» **RECORDED DATA**
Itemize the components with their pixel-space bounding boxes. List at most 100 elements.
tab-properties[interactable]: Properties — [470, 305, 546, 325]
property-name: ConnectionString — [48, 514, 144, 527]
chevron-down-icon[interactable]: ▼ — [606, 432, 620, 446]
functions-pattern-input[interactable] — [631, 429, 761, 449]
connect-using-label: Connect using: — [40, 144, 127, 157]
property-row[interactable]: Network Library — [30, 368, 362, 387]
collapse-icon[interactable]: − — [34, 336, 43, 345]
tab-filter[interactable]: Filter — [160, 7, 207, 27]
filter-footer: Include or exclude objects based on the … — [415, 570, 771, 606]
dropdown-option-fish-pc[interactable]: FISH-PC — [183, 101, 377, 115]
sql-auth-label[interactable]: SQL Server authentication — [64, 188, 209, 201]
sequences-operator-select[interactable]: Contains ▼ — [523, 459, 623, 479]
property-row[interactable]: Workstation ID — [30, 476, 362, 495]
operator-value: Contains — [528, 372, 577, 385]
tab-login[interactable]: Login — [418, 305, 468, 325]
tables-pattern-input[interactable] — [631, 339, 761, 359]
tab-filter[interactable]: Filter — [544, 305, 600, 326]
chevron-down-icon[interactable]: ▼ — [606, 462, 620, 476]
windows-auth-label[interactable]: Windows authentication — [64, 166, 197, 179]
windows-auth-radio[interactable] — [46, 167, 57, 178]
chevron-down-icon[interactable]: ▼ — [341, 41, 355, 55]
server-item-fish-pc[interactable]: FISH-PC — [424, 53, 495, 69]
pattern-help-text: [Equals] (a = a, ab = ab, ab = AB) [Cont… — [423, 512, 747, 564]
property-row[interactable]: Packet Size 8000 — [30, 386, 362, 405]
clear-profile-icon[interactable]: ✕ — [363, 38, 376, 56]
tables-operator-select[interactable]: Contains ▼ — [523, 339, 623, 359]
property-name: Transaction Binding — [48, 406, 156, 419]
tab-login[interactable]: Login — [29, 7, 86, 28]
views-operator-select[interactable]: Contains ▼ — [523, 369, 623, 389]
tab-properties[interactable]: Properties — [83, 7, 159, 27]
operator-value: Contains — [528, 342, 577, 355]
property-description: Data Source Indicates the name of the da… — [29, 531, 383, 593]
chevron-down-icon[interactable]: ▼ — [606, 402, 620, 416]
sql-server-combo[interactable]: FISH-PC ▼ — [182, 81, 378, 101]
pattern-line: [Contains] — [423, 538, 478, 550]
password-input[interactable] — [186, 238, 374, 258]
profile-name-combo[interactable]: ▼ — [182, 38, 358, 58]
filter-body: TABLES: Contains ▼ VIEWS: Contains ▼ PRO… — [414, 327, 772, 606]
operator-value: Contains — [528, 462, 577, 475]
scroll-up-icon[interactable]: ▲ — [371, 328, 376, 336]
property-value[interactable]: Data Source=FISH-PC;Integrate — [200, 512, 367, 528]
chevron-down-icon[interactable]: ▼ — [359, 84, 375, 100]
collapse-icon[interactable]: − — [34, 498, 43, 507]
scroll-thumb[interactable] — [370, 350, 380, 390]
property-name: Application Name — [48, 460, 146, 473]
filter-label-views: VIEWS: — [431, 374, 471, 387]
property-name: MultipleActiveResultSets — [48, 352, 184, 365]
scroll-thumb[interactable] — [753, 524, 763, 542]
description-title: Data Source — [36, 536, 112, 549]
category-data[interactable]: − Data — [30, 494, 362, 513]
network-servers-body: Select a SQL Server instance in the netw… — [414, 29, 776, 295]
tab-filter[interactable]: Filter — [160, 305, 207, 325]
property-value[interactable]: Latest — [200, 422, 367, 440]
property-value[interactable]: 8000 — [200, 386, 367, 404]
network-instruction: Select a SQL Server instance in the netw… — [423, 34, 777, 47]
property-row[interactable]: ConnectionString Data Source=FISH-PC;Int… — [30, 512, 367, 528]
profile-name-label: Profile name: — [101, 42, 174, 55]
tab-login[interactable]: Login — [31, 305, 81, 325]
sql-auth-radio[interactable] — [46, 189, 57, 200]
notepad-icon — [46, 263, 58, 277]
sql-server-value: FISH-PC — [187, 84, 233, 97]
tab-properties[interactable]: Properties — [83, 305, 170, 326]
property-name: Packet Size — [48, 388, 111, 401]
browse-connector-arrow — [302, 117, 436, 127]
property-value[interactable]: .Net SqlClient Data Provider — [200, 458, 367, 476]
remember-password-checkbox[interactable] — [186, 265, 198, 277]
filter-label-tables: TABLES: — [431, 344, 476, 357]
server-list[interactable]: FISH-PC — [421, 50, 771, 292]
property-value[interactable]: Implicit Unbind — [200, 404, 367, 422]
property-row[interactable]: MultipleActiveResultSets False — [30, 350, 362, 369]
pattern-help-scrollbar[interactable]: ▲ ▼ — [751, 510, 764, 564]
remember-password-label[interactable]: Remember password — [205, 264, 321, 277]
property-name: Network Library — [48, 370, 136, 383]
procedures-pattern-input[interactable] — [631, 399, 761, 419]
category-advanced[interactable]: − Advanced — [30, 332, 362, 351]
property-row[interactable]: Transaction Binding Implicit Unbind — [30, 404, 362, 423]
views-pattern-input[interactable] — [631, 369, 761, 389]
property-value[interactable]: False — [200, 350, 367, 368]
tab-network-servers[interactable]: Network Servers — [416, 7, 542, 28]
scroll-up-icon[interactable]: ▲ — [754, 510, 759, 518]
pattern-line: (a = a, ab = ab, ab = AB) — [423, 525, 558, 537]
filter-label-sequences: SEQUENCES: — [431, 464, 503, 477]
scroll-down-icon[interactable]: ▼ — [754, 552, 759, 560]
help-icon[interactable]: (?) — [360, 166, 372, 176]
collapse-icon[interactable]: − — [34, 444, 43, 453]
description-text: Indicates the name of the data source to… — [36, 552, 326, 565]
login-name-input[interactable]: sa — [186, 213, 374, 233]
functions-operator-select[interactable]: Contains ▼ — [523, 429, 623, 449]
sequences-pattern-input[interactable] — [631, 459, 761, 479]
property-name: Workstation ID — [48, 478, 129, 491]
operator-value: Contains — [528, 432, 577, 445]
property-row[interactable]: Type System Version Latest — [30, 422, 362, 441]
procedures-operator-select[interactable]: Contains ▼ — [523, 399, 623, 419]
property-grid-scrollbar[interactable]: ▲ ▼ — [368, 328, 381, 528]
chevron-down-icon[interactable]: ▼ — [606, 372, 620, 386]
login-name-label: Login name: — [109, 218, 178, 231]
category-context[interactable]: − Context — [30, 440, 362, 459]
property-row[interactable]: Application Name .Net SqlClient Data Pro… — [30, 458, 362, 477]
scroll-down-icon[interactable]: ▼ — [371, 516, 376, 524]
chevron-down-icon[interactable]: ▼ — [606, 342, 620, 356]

» **TASK DESCRIPTION**
Reproduce every one of the items above verbatim, without altering any line.

» **TASK SOLUTION**
Itemize the components with their pixel-space bounding boxes. List at most 100 elements.
tab-properties[interactable]: Properties — [470, 305, 546, 325]
property-name: ConnectionString — [48, 514, 144, 527]
chevron-down-icon[interactable]: ▼ — [606, 432, 620, 446]
functions-pattern-input[interactable] — [631, 429, 761, 449]
connect-using-label: Connect using: — [40, 144, 127, 157]
property-row[interactable]: Network Library — [30, 368, 362, 387]
collapse-icon[interactable]: − — [34, 336, 43, 345]
tab-filter[interactable]: Filter — [160, 7, 207, 27]
filter-footer: Include or exclude objects based on the … — [415, 570, 771, 606]
dropdown-option-fish-pc[interactable]: FISH-PC — [183, 101, 377, 115]
sql-auth-label[interactable]: SQL Server authentication — [64, 188, 209, 201]
sequences-operator-select[interactable]: Contains ▼ — [523, 459, 623, 479]
property-row[interactable]: Workstation ID — [30, 476, 362, 495]
operator-value: Contains — [528, 372, 577, 385]
tab-login[interactable]: Login — [418, 305, 468, 325]
tables-pattern-input[interactable] — [631, 339, 761, 359]
tab-filter[interactable]: Filter — [544, 305, 600, 326]
chevron-down-icon[interactable]: ▼ — [606, 462, 620, 476]
windows-auth-label[interactable]: Windows authentication — [64, 166, 197, 179]
windows-auth-radio[interactable] — [46, 167, 57, 178]
chevron-down-icon[interactable]: ▼ — [341, 41, 355, 55]
server-item-fish-pc[interactable]: FISH-PC — [424, 53, 495, 69]
pattern-help-text: [Equals] (a = a, ab = ab, ab = AB) [Cont… — [423, 512, 747, 564]
property-row[interactable]: Packet Size 8000 — [30, 386, 362, 405]
clear-profile-icon[interactable]: ✕ — [363, 38, 376, 56]
tables-operator-select[interactable]: Contains ▼ — [523, 339, 623, 359]
property-name: Transaction Binding — [48, 406, 156, 419]
tab-login[interactable]: Login — [29, 7, 86, 28]
views-operator-select[interactable]: Contains ▼ — [523, 369, 623, 389]
tab-properties[interactable]: Properties — [83, 7, 159, 27]
operator-value: Contains — [528, 342, 577, 355]
property-description: Data Source Indicates the name of the da… — [29, 531, 383, 593]
chevron-down-icon[interactable]: ▼ — [606, 402, 620, 416]
sql-server-combo[interactable]: FISH-PC ▼ — [182, 81, 378, 101]
pattern-line: [Contains] — [423, 538, 478, 550]
password-input[interactable] — [186, 238, 374, 258]
profile-name-combo[interactable]: ▼ — [182, 38, 358, 58]
filter-body: TABLES: Contains ▼ VIEWS: Contains ▼ PRO… — [414, 327, 772, 606]
operator-value: Contains — [528, 462, 577, 475]
scroll-up-icon[interactable]: ▲ — [371, 328, 376, 336]
property-value[interactable]: Data Source=FISH-PC;Integrate — [200, 512, 367, 528]
chevron-down-icon[interactable]: ▼ — [359, 84, 375, 100]
collapse-icon[interactable]: − — [34, 498, 43, 507]
scroll-thumb[interactable] — [370, 350, 380, 390]
property-name: Application Name — [48, 460, 146, 473]
filter-label-views: VIEWS: — [431, 374, 471, 387]
property-name: MultipleActiveResultSets — [48, 352, 184, 365]
scroll-thumb[interactable] — [753, 524, 763, 542]
description-title: Data Source — [36, 536, 112, 549]
category-data[interactable]: − Data — [30, 494, 362, 513]
network-servers-body: Select a SQL Server instance in the netw… — [414, 29, 776, 295]
tab-filter[interactable]: Filter — [160, 305, 207, 325]
property-value[interactable]: Latest — [200, 422, 367, 440]
property-value[interactable]: 8000 — [200, 386, 367, 404]
network-instruction: Select a SQL Server instance in the netw… — [423, 34, 777, 47]
property-row[interactable]: ConnectionString Data Source=FISH-PC;Int… — [30, 512, 367, 528]
profile-name-label: Profile name: — [101, 42, 174, 55]
tab-login[interactable]: Login — [31, 305, 81, 325]
sql-auth-radio[interactable] — [46, 189, 57, 200]
notepad-icon — [46, 263, 58, 277]
sql-server-value: FISH-PC — [187, 84, 233, 97]
tab-properties[interactable]: Properties — [83, 305, 170, 326]
property-name: Packet Size — [48, 388, 111, 401]
browse-connector-arrow — [302, 117, 436, 127]
property-value[interactable]: .Net SqlClient Data Provider — [200, 458, 367, 476]
remember-password-checkbox[interactable] — [186, 265, 198, 277]
filter-label-tables: TABLES: — [431, 344, 476, 357]
server-list[interactable]: FISH-PC — [421, 50, 771, 292]
property-value[interactable]: Implicit Unbind — [200, 404, 367, 422]
property-row[interactable]: MultipleActiveResultSets False — [30, 350, 362, 369]
pattern-help-scrollbar[interactable]: ▲ ▼ — [751, 510, 764, 564]
remember-password-label[interactable]: Remember password — [205, 264, 321, 277]
property-name: Network Library — [48, 370, 136, 383]
procedures-pattern-input[interactable] — [631, 399, 761, 419]
category-advanced[interactable]: − Advanced — [30, 332, 362, 351]
property-row[interactable]: Transaction Binding Implicit Unbind — [30, 404, 362, 423]
views-pattern-input[interactable] — [631, 369, 761, 389]
property-value[interactable]: False — [200, 350, 367, 368]
tab-network-servers[interactable]: Network Servers — [416, 7, 542, 28]
scroll-up-icon[interactable]: ▲ — [754, 510, 759, 518]
pattern-line: (a = a, ab = ab, ab = AB) — [423, 525, 558, 537]
filter-label-sequences: SEQUENCES: — [431, 464, 503, 477]
scroll-down-icon[interactable]: ▼ — [754, 552, 759, 560]
help-icon[interactable]: (?) — [360, 166, 372, 176]
collapse-icon[interactable]: − — [34, 444, 43, 453]
description-text: Indicates the name of the data source to… — [36, 552, 326, 565]
login-name-input[interactable]: sa — [186, 213, 374, 233]
functions-operator-select[interactable]: Contains ▼ — [523, 429, 623, 449]
sequences-pattern-input[interactable] — [631, 459, 761, 479]
property-name: Workstation ID — [48, 478, 129, 491]
operator-value: Contains — [528, 432, 577, 445]
property-row[interactable]: Type System Version Latest — [30, 422, 362, 441]
procedures-operator-select[interactable]: Contains ▼ — [523, 399, 623, 419]
property-grid-scrollbar[interactable]: ▲ ▼ — [368, 328, 381, 528]
chevron-down-icon[interactable]: ▼ — [606, 372, 620, 386]
login-name-label: Login name: — [109, 218, 178, 231]
category-context[interactable]: − Context — [30, 440, 362, 459]
property-row[interactable]: Application Name .Net SqlClient Data Pro… — [30, 458, 362, 477]
scroll-down-icon[interactable]: ▼ — [371, 516, 376, 524]
chevron-down-icon[interactable]: ▼ — [606, 342, 620, 356]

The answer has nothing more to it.